• Dataset records:
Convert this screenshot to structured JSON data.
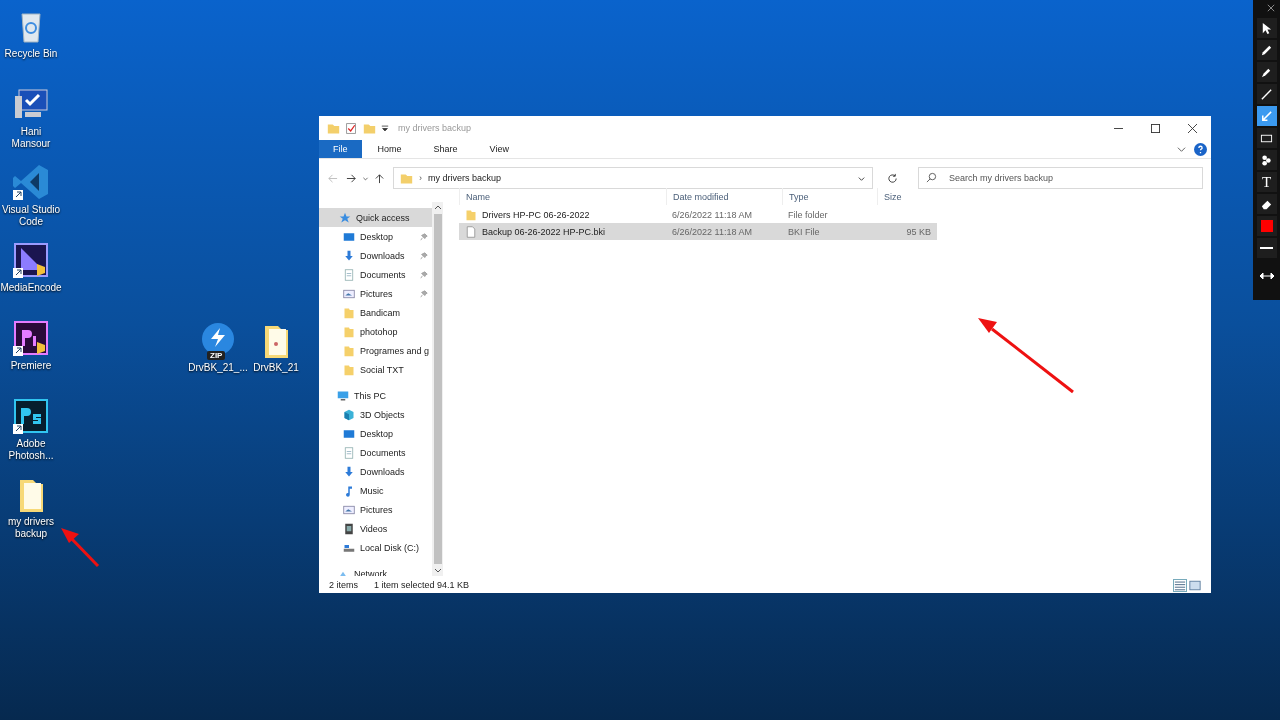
{
  "desktop": {
    "icons": [
      {
        "label": "Recycle Bin",
        "kind": "recycle",
        "shortcut": false
      },
      {
        "label": "Hani Mansour",
        "kind": "pc",
        "shortcut": false
      },
      {
        "label": "Visual Studio Code",
        "kind": "vscode",
        "shortcut": true
      },
      {
        "label": "MediaEncode",
        "kind": "encoder",
        "shortcut": true
      },
      {
        "label": "Premiere",
        "kind": "premiere",
        "shortcut": true
      },
      {
        "label": "Adobe Photosh...",
        "kind": "photoshop",
        "shortcut": true
      },
      {
        "label": "my drivers backup",
        "kind": "folder",
        "shortcut": false
      }
    ],
    "loose_icons": [
      {
        "label": "DrvBK_21_...",
        "kind": "zip",
        "badge": "ZIP"
      },
      {
        "label": "DrvBK_21",
        "kind": "folder"
      }
    ]
  },
  "window": {
    "title": "my drivers backup",
    "ribbon_tabs": [
      {
        "label": "File",
        "kind": "file"
      },
      {
        "label": "Home",
        "kind": "tab"
      },
      {
        "label": "Share",
        "kind": "tab"
      },
      {
        "label": "View",
        "kind": "tab"
      }
    ],
    "address_separator": "›",
    "address": "my drivers backup",
    "search": {
      "placeholder": "Search my drivers backup"
    },
    "nav": [
      {
        "label": "Quick access",
        "kind": "star",
        "selected": true,
        "children": [
          {
            "label": "Desktop",
            "kind": "desktop",
            "pinned": true
          },
          {
            "label": "Downloads",
            "kind": "download",
            "pinned": true
          },
          {
            "label": "Documents",
            "kind": "document",
            "pinned": true
          },
          {
            "label": "Pictures",
            "kind": "pictures",
            "pinned": true
          },
          {
            "label": "Bandicam",
            "kind": "folder",
            "pinned": false
          },
          {
            "label": "photohop",
            "kind": "folder",
            "pinned": false
          },
          {
            "label": "Programes and g",
            "kind": "folder",
            "pinned": false
          },
          {
            "label": "Social TXT",
            "kind": "folder",
            "pinned": false
          }
        ]
      },
      {
        "label": "This PC",
        "kind": "pc",
        "selected": false,
        "children": [
          {
            "label": "3D Objects",
            "kind": "cube",
            "pinned": false
          },
          {
            "label": "Desktop",
            "kind": "desktop",
            "pinned": false
          },
          {
            "label": "Documents",
            "kind": "document",
            "pinned": false
          },
          {
            "label": "Downloads",
            "kind": "download",
            "pinned": false
          },
          {
            "label": "Music",
            "kind": "music",
            "pinned": false
          },
          {
            "label": "Pictures",
            "kind": "pictures",
            "pinned": false
          },
          {
            "label": "Videos",
            "kind": "videos",
            "pinned": false
          },
          {
            "label": "Local Disk (C:)",
            "kind": "disk",
            "pinned": false
          }
        ]
      },
      {
        "label": "Network",
        "kind": "network",
        "selected": false
      }
    ],
    "columns": [
      "Name",
      "Date modified",
      "Type",
      "Size"
    ],
    "rows": [
      {
        "kind": "folder",
        "name": "Drivers HP-PC 06-26-2022",
        "date": "6/26/2022 11:18 AM",
        "type": "File folder",
        "selected": false
      },
      {
        "kind": "file",
        "name": "Backup 06-26-2022  HP-PC.bki",
        "date": "6/26/2022 11:18 AM",
        "type": "BKI File",
        "size": "95 KB",
        "selected": true
      }
    ],
    "status": {
      "count": "2 items",
      "selection": "1 item selected  94.1 KB"
    }
  },
  "annotation_toolbar": {
    "tools": [
      {
        "kind": "pointer",
        "selected": false
      },
      {
        "kind": "pencil",
        "selected": false
      },
      {
        "kind": "marker",
        "selected": false
      },
      {
        "kind": "line",
        "selected": false
      },
      {
        "kind": "arrow",
        "selected": true
      },
      {
        "kind": "rectangle",
        "selected": false
      },
      {
        "kind": "stamp",
        "selected": false
      },
      {
        "kind": "text",
        "label": "T",
        "selected": false
      },
      {
        "kind": "eraser",
        "selected": false
      }
    ],
    "color": "#ff0000"
  }
}
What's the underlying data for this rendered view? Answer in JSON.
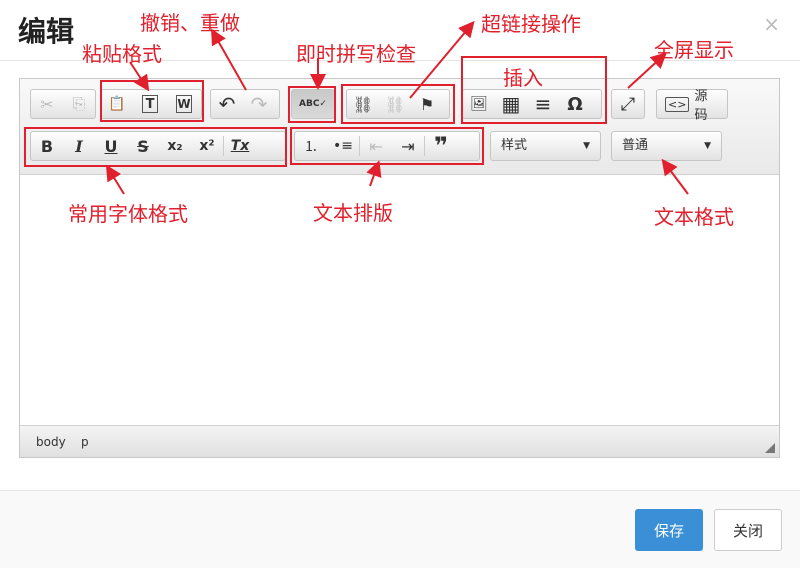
{
  "dialog": {
    "title": "编辑",
    "close_symbol": "×"
  },
  "toolbar": {
    "row1": {
      "cut": "✂",
      "copy": "⎘",
      "paste": "📋",
      "paste_text": "T",
      "paste_word": "W",
      "undo": "↶",
      "redo": "↷",
      "spell": "ABC✓",
      "link": "⛓",
      "unlink": "⛓",
      "anchor": "⚑",
      "image": "🖼",
      "table": "▦",
      "hr": "≡",
      "special_char": "Ω",
      "maximize": "⤢",
      "source_label": "源码"
    },
    "row2": {
      "bold": "B",
      "italic": "I",
      "underline": "U",
      "strike": "S",
      "subscript": "x₂",
      "superscript": "x²",
      "remove_format": "Tx",
      "ordered_list": "⒈",
      "bullet_list": "•≡",
      "outdent": "⇤",
      "indent": "⇥",
      "blockquote": "❞",
      "styles_label": "样式",
      "format_label": "普通",
      "dropdown_arrow": "▼"
    }
  },
  "statusbar": {
    "path1": "body",
    "path2": "p"
  },
  "footer": {
    "save_label": "保存",
    "close_label": "关闭"
  },
  "annotations": {
    "paste_format": "粘贴格式",
    "undo_redo": "撤销、重做",
    "spellcheck": "即时拼写检查",
    "hyperlink": "超链接操作",
    "insert": "插入",
    "fullscreen": "全屏显示",
    "font_format": "常用字体格式",
    "text_layout": "文本排版",
    "text_format": "文本格式"
  },
  "colors": {
    "annotation": "#e0202c",
    "primary": "#3a8fd6"
  }
}
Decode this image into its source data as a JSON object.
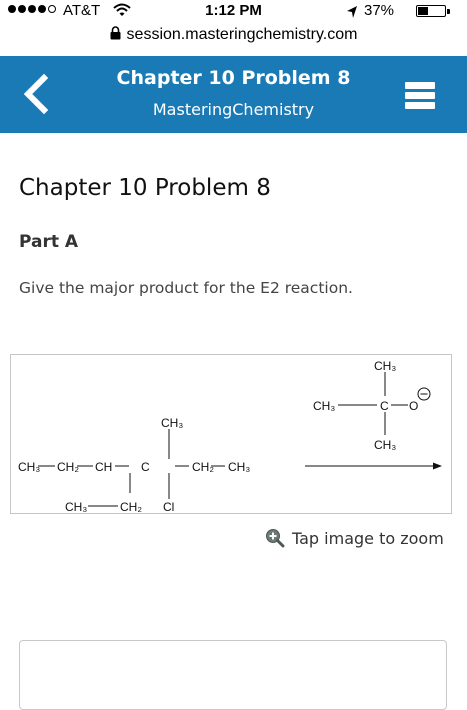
{
  "status_bar": {
    "carrier": "AT&T",
    "time": "1:12 PM",
    "battery_percent": "37%",
    "battery_level": 0.37
  },
  "browser": {
    "url": "session.masteringchemistry.com"
  },
  "app_header": {
    "title": "Chapter 10 Problem 8",
    "subtitle": "MasteringChemistry",
    "back_icon": "chevron-left-icon",
    "menu_icon": "hamburger-menu-icon",
    "background_color": "#1a7ab6"
  },
  "content": {
    "page_title": "Chapter 10 Problem 8",
    "part_label": "Part A",
    "question": "Give the major product for the E2 reaction.",
    "zoom_label": "Tap image to zoom"
  },
  "figure": {
    "substrate": {
      "ch3_top": "CH3",
      "main_chain": [
        "CH3",
        "CH2",
        "CH",
        "C",
        "CH2",
        "CH3"
      ],
      "branch_left": [
        "CH3",
        "CH2"
      ],
      "chlorine": "Cl"
    },
    "reagent": {
      "ch3_top": "CH3",
      "ch3_left": "CH3",
      "center": "C",
      "oxygen": "O",
      "charge": "−",
      "ch3_bottom": "CH3"
    }
  }
}
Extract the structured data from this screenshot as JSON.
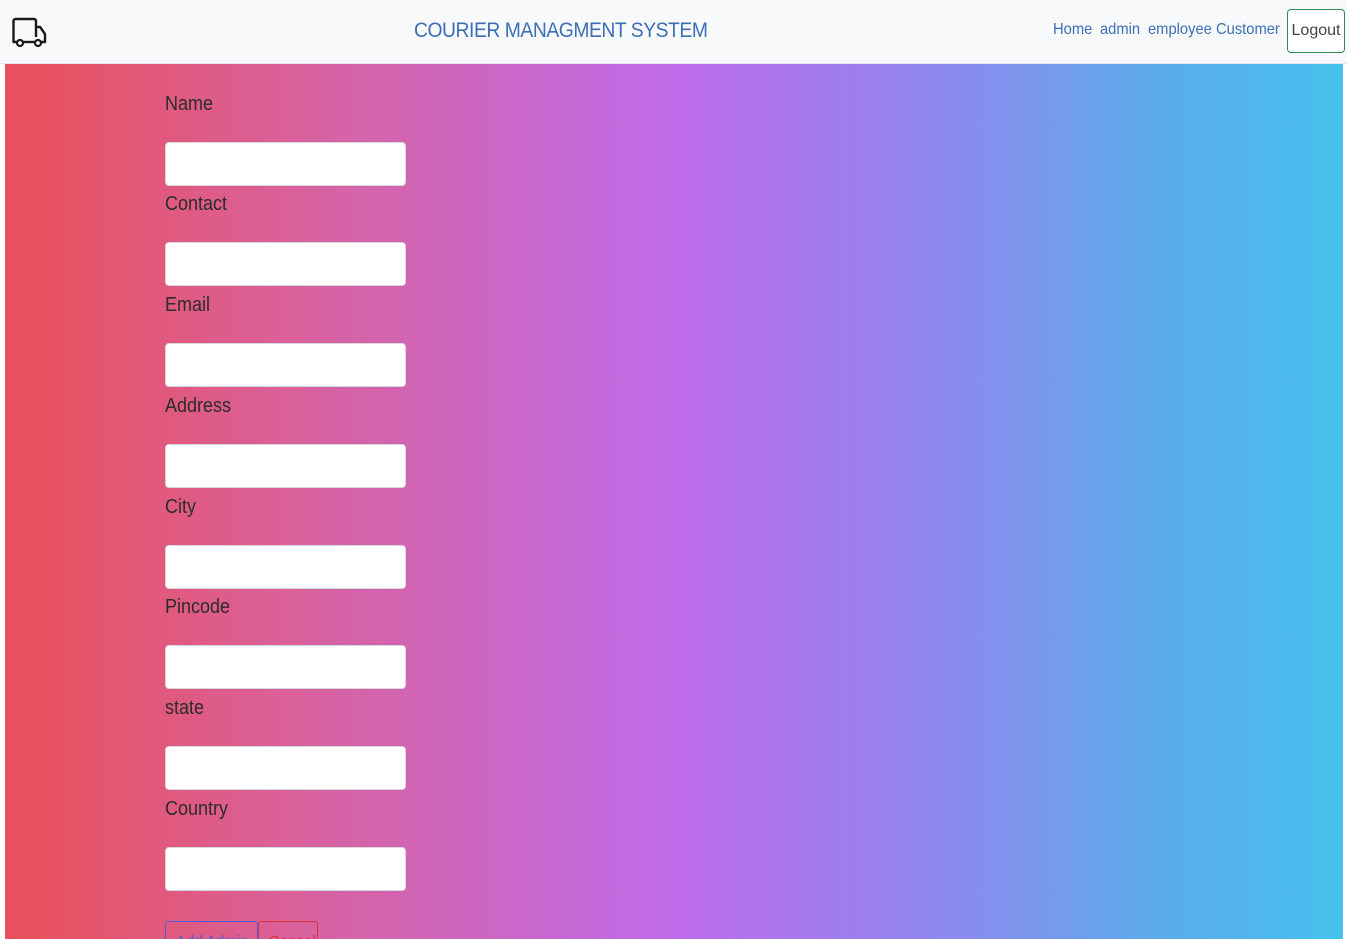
{
  "header": {
    "logo_icon": "truck-icon",
    "title": "COURIER MANAGMENT SYSTEM",
    "nav": [
      {
        "label": "Home"
      },
      {
        "label": "admin"
      },
      {
        "label": "employee"
      },
      {
        "label": "Customer"
      }
    ],
    "logout_label": "Logout"
  },
  "form": {
    "fields": [
      {
        "label": "Name",
        "value": ""
      },
      {
        "label": "Contact",
        "value": ""
      },
      {
        "label": "Email",
        "value": ""
      },
      {
        "label": "Address",
        "value": ""
      },
      {
        "label": "City",
        "value": ""
      },
      {
        "label": "Pincode",
        "value": ""
      },
      {
        "label": "state",
        "value": ""
      },
      {
        "label": "Country",
        "value": ""
      }
    ],
    "add_label": "Add Admin",
    "cancel_label": "Cancel"
  },
  "colors": {
    "gradient": [
      "#ea5059",
      "#be6bea",
      "#45c0ec"
    ],
    "link": "#3d6fb6",
    "logout_border": "#2e8b57",
    "add_button": "#4a5fd6",
    "cancel_button": "#d8323f"
  }
}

• Task to complete:
Using the records above, copy each line that contains "structured".

• Written solution:
Convert this screenshot to structured JSON data.
Extract the structured data from this screenshot as JSON.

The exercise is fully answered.